** start Input rows **

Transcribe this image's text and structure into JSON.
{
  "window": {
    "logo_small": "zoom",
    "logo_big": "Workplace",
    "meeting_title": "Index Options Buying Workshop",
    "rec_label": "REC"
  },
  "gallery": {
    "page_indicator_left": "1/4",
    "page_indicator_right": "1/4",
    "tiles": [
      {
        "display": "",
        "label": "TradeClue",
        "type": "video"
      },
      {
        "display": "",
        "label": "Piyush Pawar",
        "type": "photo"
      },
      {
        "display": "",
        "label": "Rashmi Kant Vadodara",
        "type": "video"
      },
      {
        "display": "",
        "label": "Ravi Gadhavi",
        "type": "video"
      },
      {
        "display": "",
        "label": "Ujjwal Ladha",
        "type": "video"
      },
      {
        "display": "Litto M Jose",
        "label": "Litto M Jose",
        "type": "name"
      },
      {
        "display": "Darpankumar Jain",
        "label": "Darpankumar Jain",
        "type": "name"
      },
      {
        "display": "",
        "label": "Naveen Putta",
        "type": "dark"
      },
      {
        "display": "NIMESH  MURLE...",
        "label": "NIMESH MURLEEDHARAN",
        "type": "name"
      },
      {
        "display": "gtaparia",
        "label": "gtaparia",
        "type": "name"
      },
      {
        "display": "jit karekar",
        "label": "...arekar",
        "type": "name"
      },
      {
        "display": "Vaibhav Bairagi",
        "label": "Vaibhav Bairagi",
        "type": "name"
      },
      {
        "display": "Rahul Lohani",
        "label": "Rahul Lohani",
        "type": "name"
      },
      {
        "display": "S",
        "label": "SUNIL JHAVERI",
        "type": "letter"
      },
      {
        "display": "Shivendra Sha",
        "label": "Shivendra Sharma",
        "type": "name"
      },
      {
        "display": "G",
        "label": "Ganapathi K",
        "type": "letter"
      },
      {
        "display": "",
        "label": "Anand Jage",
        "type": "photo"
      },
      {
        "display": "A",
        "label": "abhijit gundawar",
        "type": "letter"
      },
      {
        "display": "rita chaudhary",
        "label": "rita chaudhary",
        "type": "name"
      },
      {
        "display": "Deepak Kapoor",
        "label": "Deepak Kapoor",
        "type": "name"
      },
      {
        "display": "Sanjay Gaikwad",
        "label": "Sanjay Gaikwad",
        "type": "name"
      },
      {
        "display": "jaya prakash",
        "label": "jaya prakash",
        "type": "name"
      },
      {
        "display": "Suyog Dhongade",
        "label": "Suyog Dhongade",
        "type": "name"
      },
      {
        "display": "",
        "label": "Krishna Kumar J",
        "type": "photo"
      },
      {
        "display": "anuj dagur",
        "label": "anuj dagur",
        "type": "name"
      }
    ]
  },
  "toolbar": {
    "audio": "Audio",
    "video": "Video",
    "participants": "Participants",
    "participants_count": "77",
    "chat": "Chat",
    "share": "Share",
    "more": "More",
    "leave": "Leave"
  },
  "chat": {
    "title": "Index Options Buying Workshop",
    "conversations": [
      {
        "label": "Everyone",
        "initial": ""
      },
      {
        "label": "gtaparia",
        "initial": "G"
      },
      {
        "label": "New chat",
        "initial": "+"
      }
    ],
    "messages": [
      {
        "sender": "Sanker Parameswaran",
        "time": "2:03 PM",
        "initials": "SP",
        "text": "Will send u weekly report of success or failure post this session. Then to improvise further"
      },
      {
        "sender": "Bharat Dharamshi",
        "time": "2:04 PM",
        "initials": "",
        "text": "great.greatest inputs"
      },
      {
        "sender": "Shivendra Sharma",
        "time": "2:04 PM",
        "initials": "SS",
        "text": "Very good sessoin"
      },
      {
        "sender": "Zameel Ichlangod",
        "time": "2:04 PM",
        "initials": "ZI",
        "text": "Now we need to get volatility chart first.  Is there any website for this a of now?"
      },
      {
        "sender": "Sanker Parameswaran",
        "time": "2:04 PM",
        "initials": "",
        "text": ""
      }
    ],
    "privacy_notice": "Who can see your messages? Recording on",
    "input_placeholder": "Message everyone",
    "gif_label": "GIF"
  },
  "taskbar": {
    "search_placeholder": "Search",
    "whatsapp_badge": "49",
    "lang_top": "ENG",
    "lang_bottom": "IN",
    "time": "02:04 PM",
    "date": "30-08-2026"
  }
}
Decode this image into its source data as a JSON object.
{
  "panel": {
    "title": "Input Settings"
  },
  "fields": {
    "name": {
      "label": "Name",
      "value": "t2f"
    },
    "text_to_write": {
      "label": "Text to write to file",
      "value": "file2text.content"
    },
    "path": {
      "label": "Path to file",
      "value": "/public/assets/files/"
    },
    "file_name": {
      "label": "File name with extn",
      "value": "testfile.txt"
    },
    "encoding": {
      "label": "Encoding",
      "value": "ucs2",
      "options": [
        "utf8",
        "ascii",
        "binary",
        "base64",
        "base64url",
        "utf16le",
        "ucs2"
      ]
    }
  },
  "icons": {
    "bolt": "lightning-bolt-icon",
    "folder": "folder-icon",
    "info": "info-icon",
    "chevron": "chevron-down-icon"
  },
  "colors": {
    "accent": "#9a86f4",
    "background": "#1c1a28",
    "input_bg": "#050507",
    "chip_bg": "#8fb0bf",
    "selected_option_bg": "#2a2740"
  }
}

** end Input rows **

## Directive:
Extract the full set of entries word for word.

## Exercise output:
Transcribe this image's text and structure into JSON.
{
  "window": {
    "logo_small": "zoom",
    "logo_big": "Workplace",
    "meeting_title": "Index Options Buying Workshop",
    "rec_label": "REC"
  },
  "gallery": {
    "page_indicator_left": "1/4",
    "page_indicator_right": "1/4",
    "tiles": [
      {
        "display": "",
        "label": "TradeClue",
        "type": "video"
      },
      {
        "display": "",
        "label": "Piyush Pawar",
        "type": "photo"
      },
      {
        "display": "",
        "label": "Rashmi Kant Vadodara",
        "type": "video"
      },
      {
        "display": "",
        "label": "Ravi Gadhavi",
        "type": "video"
      },
      {
        "display": "",
        "label": "Ujjwal Ladha",
        "type": "video"
      },
      {
        "display": "Litto M Jose",
        "label": "Litto M Jose",
        "type": "name"
      },
      {
        "display": "Darpankumar Jain",
        "label": "Darpankumar Jain",
        "type": "name"
      },
      {
        "display": "",
        "label": "Naveen Putta",
        "type": "dark"
      },
      {
        "display": "NIMESH  MURLE...",
        "label": "NIMESH MURLEEDHARAN",
        "type": "name"
      },
      {
        "display": "gtaparia",
        "label": "gtaparia",
        "type": "name"
      },
      {
        "display": "jit karekar",
        "label": "...arekar",
        "type": "name"
      },
      {
        "display": "Vaibhav Bairagi",
        "label": "Vaibhav Bairagi",
        "type": "name"
      },
      {
        "display": "Rahul Lohani",
        "label": "Rahul Lohani",
        "type": "name"
      },
      {
        "display": "S",
        "label": "SUNIL JHAVERI",
        "type": "letter"
      },
      {
        "display": "Shivendra Sha",
        "label": "Shivendra Sharma",
        "type": "name"
      },
      {
        "display": "G",
        "label": "Ganapathi K",
        "type": "letter"
      },
      {
        "display": "",
        "label": "Anand Jage",
        "type": "photo"
      },
      {
        "display": "A",
        "label": "abhijit gundawar",
        "type": "letter"
      },
      {
        "display": "rita chaudhary",
        "label": "rita chaudhary",
        "type": "name"
      },
      {
        "display": "Deepak Kapoor",
        "label": "Deepak Kapoor",
        "type": "name"
      },
      {
        "display": "Sanjay Gaikwad",
        "label": "Sanjay Gaikwad",
        "type": "name"
      },
      {
        "display": "jaya prakash",
        "label": "jaya prakash",
        "type": "name"
      },
      {
        "display": "Suyog Dhongade",
        "label": "Suyog Dhongade",
        "type": "name"
      },
      {
        "display": "",
        "label": "Krishna Kumar J",
        "type": "photo"
      },
      {
        "display": "anuj dagur",
        "label": "anuj dagur",
        "type": "name"
      }
    ]
  },
  "toolbar": {
    "audio": "Audio",
    "video": "Video",
    "participants": "Participants",
    "participants_count": "77",
    "chat": "Chat",
    "share": "Share",
    "more": "More",
    "leave": "Leave"
  },
  "chat": {
    "title": "Index Options Buying Workshop",
    "conversations": [
      {
        "label": "Everyone",
        "initial": ""
      },
      {
        "label": "gtaparia",
        "initial": "G"
      },
      {
        "label": "New chat",
        "initial": "+"
      }
    ],
    "messages": [
      {
        "sender": "Sanker Parameswaran",
        "time": "2:03 PM",
        "initials": "SP",
        "text": "Will send u weekly report of success or failure post this session. Then to improvise further"
      },
      {
        "sender": "Bharat Dharamshi",
        "time": "2:04 PM",
        "initials": "",
        "text": "great.greatest inputs"
      },
      {
        "sender": "Shivendra Sharma",
        "time": "2:04 PM",
        "initials": "SS",
        "text": "Very good sessoin"
      },
      {
        "sender": "Zameel Ichlangod",
        "time": "2:04 PM",
        "initials": "ZI",
        "text": "Now we need to get volatility chart first.  Is there any website for this a of now?"
      },
      {
        "sender": "Sanker Parameswaran",
        "time": "2:04 PM",
        "initials": "",
        "text": ""
      }
    ],
    "privacy_notice": "Who can see your messages? Recording on",
    "input_placeholder": "Message everyone",
    "gif_label": "GIF"
  },
  "taskbar": {
    "search_placeholder": "Search",
    "whatsapp_badge": "49",
    "lang_top": "ENG",
    "lang_bottom": "IN",
    "time": "02:04 PM",
    "date": "30-08-2026"
  }
}
Decode this image into its source data as a JSON object.
{
  "panel": {
    "title": "Input Settings"
  },
  "fields": {
    "name": {
      "label": "Name",
      "value": "t2f"
    },
    "text_to_write": {
      "label": "Text to write to file",
      "value": "file2text.content"
    },
    "path": {
      "label": "Path to file",
      "value": "/public/assets/files/"
    },
    "file_name": {
      "label": "File name with extn",
      "value": "testfile.txt"
    },
    "encoding": {
      "label": "Encoding",
      "value": "ucs2",
      "options": [
        "utf8",
        "ascii",
        "binary",
        "base64",
        "base64url",
        "utf16le",
        "ucs2"
      ]
    }
  },
  "icons": {
    "bolt": "lightning-bolt-icon",
    "folder": "folder-icon",
    "info": "info-icon",
    "chevron": "chevron-down-icon"
  },
  "colors": {
    "accent": "#9a86f4",
    "background": "#1c1a28",
    "input_bg": "#050507",
    "chip_bg": "#8fb0bf",
    "selected_option_bg": "#2a2740"
  }
}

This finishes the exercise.